··· Data in this exercise ···

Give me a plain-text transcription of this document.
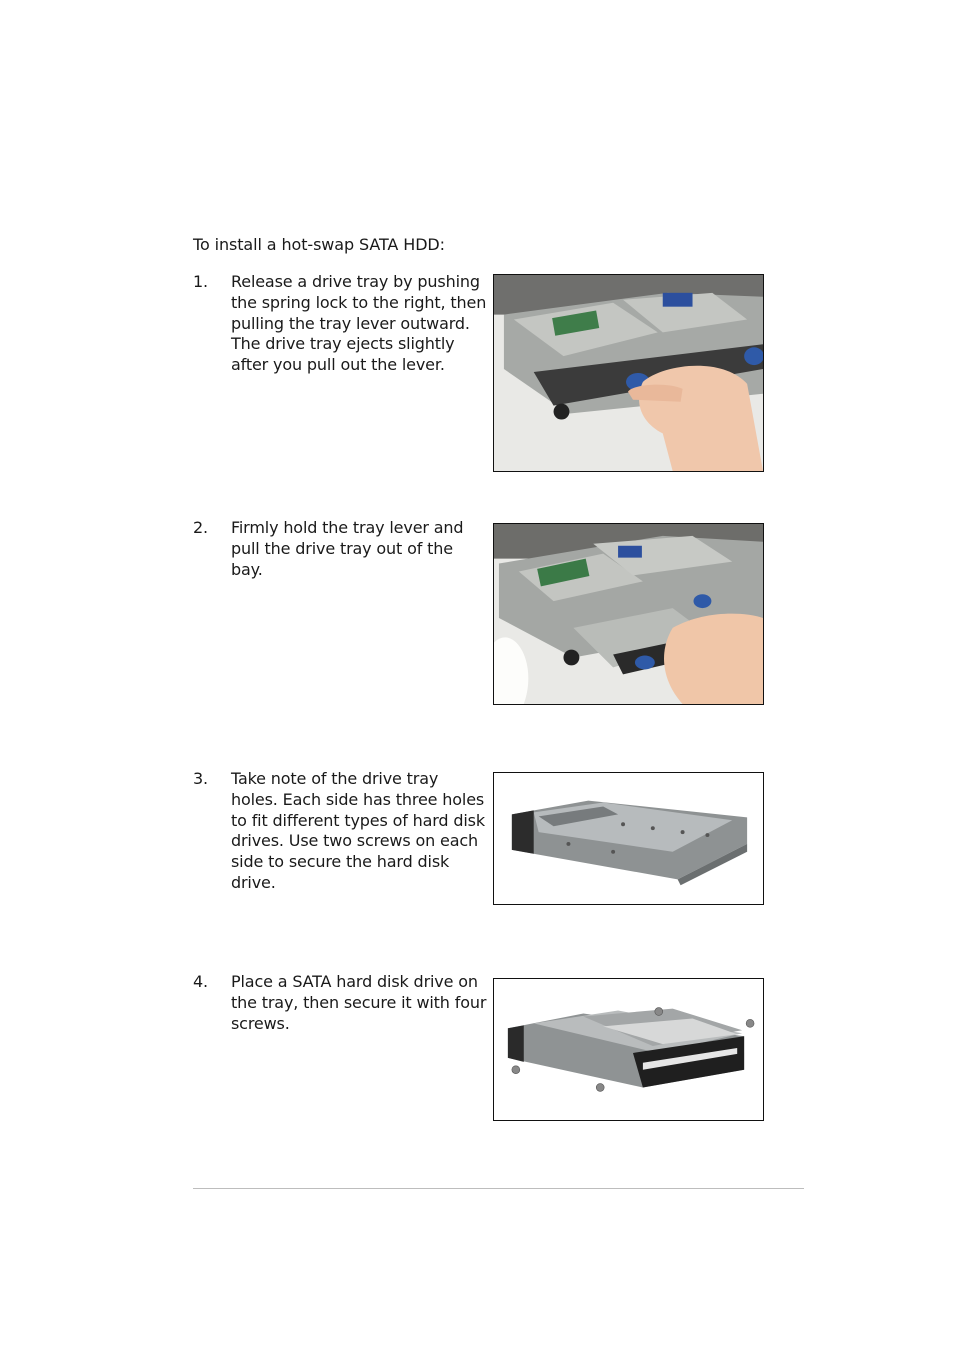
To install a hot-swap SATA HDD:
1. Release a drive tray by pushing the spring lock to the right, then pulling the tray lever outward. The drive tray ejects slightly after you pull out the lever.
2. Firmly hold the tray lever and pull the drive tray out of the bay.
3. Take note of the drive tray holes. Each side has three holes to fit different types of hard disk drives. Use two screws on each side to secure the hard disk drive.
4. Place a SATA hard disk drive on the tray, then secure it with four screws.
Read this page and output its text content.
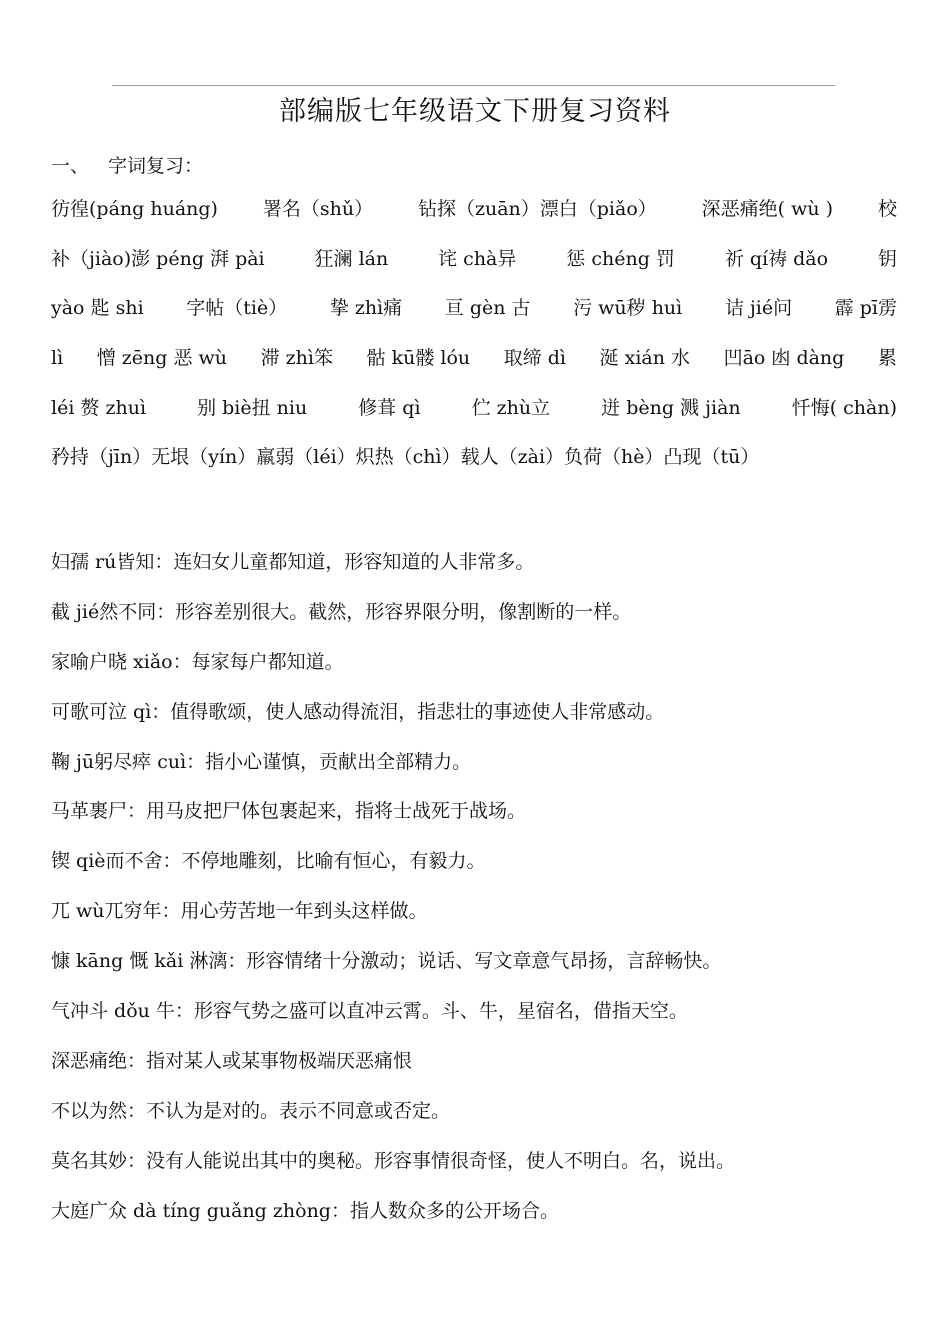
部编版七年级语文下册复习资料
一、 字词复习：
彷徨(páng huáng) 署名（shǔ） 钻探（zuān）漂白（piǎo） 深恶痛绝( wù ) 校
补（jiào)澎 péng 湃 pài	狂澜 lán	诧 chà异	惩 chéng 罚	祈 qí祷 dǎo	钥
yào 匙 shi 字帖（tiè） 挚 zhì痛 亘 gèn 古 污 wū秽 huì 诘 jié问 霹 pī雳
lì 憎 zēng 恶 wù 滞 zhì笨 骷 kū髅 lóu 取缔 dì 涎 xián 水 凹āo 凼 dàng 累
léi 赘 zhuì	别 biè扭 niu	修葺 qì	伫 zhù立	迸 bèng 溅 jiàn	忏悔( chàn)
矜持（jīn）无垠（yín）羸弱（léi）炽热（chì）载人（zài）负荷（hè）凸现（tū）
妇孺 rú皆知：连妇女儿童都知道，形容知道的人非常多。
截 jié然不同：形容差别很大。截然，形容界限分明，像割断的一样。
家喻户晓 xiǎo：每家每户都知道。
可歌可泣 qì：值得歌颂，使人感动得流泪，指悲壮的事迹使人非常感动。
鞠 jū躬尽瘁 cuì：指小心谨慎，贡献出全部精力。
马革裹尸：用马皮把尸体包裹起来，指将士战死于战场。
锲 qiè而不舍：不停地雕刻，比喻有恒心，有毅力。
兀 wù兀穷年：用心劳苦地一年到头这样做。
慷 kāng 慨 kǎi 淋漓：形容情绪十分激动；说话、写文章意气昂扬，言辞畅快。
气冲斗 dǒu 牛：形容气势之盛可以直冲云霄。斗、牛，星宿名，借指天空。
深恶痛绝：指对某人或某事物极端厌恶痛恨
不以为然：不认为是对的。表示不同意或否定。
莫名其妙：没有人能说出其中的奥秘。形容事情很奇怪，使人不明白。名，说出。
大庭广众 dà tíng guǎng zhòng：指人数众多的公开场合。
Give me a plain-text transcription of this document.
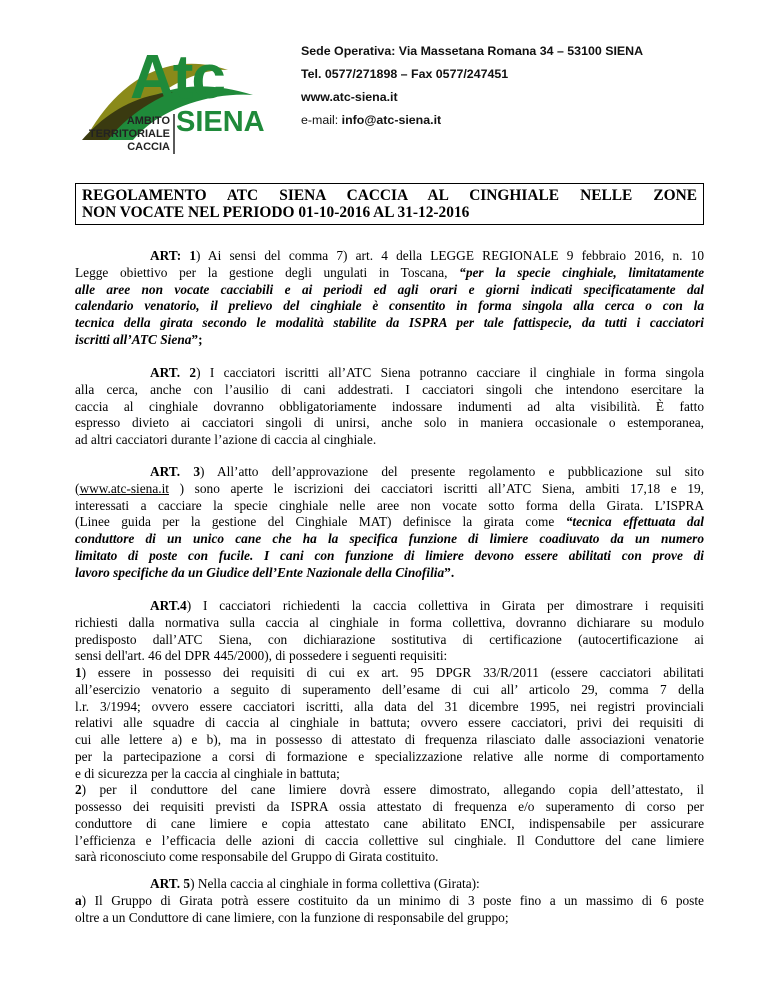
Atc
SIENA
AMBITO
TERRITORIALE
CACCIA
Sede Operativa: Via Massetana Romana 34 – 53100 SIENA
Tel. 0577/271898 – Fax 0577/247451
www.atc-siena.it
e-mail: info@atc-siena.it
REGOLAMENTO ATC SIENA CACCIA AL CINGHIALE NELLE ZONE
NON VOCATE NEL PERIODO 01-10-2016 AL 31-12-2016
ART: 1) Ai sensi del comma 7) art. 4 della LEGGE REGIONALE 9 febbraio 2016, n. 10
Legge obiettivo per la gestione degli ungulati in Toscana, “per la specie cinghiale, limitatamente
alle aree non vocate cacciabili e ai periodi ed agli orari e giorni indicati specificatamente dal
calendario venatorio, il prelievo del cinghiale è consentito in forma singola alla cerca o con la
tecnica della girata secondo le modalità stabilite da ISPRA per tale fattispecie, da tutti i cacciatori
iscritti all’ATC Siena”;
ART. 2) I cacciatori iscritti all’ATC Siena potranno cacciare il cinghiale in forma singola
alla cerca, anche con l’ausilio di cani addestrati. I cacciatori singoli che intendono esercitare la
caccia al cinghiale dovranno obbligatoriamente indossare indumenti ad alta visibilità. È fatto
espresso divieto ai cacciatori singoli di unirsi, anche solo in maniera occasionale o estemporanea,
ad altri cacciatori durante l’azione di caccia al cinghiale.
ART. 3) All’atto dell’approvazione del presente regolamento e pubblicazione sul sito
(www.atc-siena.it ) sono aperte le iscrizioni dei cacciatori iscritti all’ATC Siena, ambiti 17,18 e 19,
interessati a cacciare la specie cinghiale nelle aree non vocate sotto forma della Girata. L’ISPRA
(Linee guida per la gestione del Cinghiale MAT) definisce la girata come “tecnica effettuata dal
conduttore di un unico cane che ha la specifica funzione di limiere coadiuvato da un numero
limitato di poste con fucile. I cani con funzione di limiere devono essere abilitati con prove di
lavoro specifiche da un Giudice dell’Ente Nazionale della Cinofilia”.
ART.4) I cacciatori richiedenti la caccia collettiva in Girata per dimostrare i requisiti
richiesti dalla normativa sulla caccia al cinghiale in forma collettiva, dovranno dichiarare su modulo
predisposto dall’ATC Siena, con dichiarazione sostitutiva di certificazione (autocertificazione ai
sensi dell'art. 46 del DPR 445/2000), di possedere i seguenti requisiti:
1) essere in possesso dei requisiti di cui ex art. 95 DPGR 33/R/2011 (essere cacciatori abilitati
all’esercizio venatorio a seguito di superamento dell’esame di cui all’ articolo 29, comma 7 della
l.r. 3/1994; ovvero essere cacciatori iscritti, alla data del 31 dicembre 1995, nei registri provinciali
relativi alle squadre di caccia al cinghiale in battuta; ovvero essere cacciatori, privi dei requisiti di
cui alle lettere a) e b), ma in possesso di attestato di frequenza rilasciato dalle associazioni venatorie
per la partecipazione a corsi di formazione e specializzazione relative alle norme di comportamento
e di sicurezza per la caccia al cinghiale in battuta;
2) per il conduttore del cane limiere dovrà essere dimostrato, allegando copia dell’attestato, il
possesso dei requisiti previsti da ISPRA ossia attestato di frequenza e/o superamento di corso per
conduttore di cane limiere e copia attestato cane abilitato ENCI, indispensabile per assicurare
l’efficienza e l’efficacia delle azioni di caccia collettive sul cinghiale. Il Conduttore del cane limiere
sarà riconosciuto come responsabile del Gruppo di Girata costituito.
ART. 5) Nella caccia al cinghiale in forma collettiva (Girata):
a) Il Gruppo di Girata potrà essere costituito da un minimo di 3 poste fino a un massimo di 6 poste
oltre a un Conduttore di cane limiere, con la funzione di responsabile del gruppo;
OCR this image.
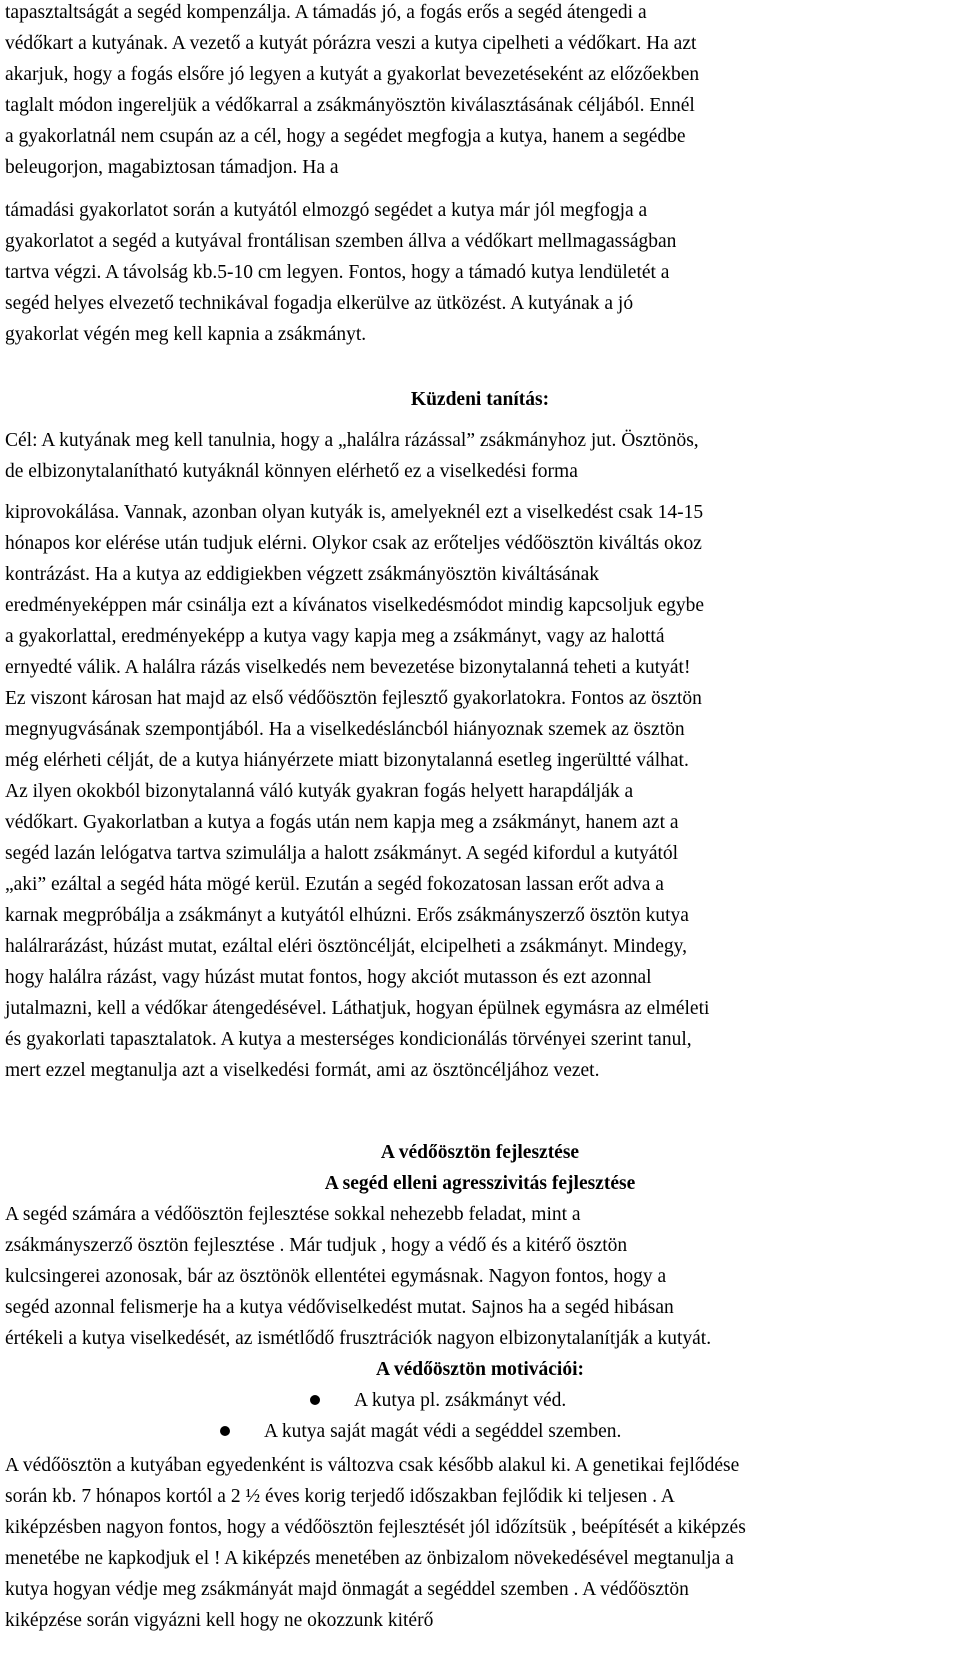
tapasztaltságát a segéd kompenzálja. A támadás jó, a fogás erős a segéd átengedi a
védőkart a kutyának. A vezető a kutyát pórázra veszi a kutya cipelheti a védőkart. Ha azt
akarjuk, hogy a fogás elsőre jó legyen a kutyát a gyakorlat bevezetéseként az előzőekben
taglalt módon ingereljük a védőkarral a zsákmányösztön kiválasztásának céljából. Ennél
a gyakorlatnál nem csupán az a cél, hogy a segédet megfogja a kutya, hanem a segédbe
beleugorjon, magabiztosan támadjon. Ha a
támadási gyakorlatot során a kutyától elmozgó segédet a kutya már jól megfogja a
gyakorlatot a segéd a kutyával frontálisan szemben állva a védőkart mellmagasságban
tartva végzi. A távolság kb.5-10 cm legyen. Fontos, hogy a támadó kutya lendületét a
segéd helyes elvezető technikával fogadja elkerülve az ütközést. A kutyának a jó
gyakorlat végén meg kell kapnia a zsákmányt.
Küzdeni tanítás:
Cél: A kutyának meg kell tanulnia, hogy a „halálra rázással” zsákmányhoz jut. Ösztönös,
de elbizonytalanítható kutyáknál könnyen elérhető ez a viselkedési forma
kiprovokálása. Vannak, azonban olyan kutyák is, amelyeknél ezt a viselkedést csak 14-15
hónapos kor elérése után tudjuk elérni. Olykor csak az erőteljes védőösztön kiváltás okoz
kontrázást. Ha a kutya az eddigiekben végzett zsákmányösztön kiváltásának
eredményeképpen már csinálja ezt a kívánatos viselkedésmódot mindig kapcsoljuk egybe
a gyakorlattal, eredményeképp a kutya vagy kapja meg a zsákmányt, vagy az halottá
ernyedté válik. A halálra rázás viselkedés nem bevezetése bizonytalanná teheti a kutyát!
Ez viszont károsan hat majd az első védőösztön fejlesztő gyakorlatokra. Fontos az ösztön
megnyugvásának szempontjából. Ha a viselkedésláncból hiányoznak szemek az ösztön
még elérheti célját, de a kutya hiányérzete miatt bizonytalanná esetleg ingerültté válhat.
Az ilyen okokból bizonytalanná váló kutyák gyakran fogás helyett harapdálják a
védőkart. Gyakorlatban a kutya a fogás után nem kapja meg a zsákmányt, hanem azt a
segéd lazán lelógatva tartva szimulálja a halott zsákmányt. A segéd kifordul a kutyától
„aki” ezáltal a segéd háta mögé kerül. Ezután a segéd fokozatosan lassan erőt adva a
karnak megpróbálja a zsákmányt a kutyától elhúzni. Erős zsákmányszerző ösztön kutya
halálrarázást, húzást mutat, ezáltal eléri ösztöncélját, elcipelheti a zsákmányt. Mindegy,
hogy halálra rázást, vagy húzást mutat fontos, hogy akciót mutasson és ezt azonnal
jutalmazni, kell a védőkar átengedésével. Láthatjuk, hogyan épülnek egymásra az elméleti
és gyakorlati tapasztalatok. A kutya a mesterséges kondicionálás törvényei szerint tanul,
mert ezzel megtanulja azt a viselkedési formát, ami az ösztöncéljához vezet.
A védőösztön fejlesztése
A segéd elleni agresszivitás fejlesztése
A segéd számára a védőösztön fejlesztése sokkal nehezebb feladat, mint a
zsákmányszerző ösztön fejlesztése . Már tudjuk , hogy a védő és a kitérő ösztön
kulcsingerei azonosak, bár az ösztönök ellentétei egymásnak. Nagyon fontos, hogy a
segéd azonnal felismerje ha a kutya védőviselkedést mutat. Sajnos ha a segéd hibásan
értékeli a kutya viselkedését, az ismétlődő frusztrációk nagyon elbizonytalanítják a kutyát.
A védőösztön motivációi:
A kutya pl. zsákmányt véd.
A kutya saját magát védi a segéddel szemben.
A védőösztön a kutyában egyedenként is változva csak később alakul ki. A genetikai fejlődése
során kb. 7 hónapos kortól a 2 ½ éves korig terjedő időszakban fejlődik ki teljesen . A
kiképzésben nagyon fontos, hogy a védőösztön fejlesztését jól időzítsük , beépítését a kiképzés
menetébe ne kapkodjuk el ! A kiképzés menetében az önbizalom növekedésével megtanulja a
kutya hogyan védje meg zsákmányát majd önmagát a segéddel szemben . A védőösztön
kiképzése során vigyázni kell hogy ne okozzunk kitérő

···

● Given problem
Copy out every line of the listing that contains the string "disk".

● Correct result
3. Take note of the drive tray holes. Each side has three holes to fit different types of hard disk drives. Use two screws on each side to secure the hard disk drive.
4. Place a SATA hard disk drive on the tray, then secure it with four screws.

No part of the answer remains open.